• [What the task requires]: Copy out all lines where "Yves" appears.

Dataset items
--*--

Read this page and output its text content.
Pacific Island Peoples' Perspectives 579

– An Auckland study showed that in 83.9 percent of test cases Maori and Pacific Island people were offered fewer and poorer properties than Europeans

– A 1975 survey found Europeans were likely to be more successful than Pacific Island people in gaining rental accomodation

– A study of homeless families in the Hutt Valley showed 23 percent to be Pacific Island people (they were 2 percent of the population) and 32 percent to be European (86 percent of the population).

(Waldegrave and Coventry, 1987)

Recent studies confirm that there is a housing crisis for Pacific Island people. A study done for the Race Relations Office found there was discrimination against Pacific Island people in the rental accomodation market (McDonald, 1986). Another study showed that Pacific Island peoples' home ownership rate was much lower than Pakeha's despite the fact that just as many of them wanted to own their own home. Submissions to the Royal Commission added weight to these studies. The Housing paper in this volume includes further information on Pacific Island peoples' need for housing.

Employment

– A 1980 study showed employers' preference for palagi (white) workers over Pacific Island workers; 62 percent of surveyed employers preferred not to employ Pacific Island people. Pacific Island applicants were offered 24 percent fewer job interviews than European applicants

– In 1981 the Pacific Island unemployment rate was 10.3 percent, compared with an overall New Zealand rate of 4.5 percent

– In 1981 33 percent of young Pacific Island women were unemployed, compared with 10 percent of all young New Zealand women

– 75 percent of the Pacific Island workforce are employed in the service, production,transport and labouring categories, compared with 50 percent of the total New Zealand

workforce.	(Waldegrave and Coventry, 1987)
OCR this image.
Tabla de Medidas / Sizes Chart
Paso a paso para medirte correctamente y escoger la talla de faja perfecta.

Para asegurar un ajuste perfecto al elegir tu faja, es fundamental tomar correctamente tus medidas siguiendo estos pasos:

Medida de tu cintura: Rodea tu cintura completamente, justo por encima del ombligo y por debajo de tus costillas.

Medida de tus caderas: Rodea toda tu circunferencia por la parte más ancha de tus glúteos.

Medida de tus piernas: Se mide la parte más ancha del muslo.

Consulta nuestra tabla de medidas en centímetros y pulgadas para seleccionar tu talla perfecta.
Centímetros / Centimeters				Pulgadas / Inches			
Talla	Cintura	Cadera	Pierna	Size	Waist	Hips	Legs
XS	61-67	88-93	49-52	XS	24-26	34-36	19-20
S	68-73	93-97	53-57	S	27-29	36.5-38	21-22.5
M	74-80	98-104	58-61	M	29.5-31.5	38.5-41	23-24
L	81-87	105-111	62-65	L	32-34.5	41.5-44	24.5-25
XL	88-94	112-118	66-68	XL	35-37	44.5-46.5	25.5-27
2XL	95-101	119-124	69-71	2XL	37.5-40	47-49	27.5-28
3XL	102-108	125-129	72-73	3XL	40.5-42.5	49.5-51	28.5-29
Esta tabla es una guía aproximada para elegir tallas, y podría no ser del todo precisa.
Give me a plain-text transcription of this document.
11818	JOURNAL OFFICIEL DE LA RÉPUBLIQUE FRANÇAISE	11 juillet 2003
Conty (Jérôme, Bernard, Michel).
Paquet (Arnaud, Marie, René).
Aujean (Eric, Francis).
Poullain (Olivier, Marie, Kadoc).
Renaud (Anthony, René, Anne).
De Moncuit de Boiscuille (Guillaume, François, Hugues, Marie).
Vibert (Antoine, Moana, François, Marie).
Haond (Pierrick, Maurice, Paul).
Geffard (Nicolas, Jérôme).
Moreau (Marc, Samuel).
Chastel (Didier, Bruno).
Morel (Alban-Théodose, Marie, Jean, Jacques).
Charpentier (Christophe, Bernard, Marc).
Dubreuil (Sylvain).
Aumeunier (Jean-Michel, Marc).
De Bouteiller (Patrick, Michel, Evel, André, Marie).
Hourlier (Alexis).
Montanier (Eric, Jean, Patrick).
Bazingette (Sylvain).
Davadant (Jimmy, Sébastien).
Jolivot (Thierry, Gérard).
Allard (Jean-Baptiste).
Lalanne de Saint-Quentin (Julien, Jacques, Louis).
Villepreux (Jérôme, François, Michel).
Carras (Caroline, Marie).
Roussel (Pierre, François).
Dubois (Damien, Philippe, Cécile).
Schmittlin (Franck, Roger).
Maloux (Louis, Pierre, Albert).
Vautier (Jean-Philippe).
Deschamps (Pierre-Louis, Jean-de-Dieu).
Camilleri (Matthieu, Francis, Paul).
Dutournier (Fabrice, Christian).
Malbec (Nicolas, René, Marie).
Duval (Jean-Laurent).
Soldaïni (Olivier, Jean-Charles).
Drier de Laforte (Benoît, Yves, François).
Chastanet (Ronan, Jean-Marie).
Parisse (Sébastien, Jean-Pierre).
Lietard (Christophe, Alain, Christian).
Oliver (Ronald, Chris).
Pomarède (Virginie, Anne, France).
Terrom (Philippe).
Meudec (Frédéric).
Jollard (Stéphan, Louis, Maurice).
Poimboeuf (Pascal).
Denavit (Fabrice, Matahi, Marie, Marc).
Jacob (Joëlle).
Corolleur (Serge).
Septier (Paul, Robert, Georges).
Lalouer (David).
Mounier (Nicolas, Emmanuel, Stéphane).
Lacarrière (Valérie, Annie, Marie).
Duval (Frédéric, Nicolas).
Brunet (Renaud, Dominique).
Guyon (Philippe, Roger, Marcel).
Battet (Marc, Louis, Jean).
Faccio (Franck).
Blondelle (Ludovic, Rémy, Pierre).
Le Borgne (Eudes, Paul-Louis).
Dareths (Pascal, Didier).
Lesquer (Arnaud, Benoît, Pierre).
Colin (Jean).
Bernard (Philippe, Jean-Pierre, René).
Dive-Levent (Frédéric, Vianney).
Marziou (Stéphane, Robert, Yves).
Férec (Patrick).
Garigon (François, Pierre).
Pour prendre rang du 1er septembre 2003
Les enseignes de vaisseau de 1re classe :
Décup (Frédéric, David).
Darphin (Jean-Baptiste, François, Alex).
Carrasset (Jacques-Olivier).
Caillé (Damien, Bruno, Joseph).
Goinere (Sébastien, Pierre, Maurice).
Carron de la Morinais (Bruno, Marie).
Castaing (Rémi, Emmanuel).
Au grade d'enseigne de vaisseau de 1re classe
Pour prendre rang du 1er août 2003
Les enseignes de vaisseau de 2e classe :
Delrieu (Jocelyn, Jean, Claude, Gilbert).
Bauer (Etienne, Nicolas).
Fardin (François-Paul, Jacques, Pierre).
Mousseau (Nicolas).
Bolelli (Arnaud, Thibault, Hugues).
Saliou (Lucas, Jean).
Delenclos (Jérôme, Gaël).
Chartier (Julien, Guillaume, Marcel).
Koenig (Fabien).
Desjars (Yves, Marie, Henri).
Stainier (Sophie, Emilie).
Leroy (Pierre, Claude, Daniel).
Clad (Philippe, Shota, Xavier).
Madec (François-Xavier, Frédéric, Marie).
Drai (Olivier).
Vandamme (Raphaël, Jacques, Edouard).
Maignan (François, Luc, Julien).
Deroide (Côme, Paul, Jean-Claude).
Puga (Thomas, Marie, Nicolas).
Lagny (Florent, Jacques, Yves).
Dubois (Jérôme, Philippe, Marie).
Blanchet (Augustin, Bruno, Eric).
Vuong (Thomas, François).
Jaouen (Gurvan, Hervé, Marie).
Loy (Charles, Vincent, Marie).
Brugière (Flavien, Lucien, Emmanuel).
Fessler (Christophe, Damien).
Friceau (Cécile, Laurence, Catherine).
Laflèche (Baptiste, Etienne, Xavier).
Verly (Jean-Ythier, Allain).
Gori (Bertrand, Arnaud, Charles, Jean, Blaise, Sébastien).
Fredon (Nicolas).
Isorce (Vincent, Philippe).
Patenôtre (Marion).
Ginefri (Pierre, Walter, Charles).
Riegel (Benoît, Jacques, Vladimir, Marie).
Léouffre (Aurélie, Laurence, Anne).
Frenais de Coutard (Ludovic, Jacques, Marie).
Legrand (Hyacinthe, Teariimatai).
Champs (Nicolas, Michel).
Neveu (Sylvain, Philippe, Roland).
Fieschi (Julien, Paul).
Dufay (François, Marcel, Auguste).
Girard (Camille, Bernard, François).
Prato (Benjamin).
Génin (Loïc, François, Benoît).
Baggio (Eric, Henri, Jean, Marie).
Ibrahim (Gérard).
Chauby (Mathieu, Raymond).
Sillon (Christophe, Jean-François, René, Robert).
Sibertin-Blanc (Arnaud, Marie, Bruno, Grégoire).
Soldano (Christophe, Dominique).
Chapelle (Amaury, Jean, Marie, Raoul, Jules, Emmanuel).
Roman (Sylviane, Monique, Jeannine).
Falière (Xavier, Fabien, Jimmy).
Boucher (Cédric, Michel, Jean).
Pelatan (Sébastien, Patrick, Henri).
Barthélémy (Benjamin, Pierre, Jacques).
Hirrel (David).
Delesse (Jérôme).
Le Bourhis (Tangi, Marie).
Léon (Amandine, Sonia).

--*--

• [Task result]:
Drier de Laforte (Benoît, Yves, François).
Marziou (Stéphane, Robert, Yves).
Desjars (Yves, Marie, Henri).
Lagny (Florent, Jacques, Yves).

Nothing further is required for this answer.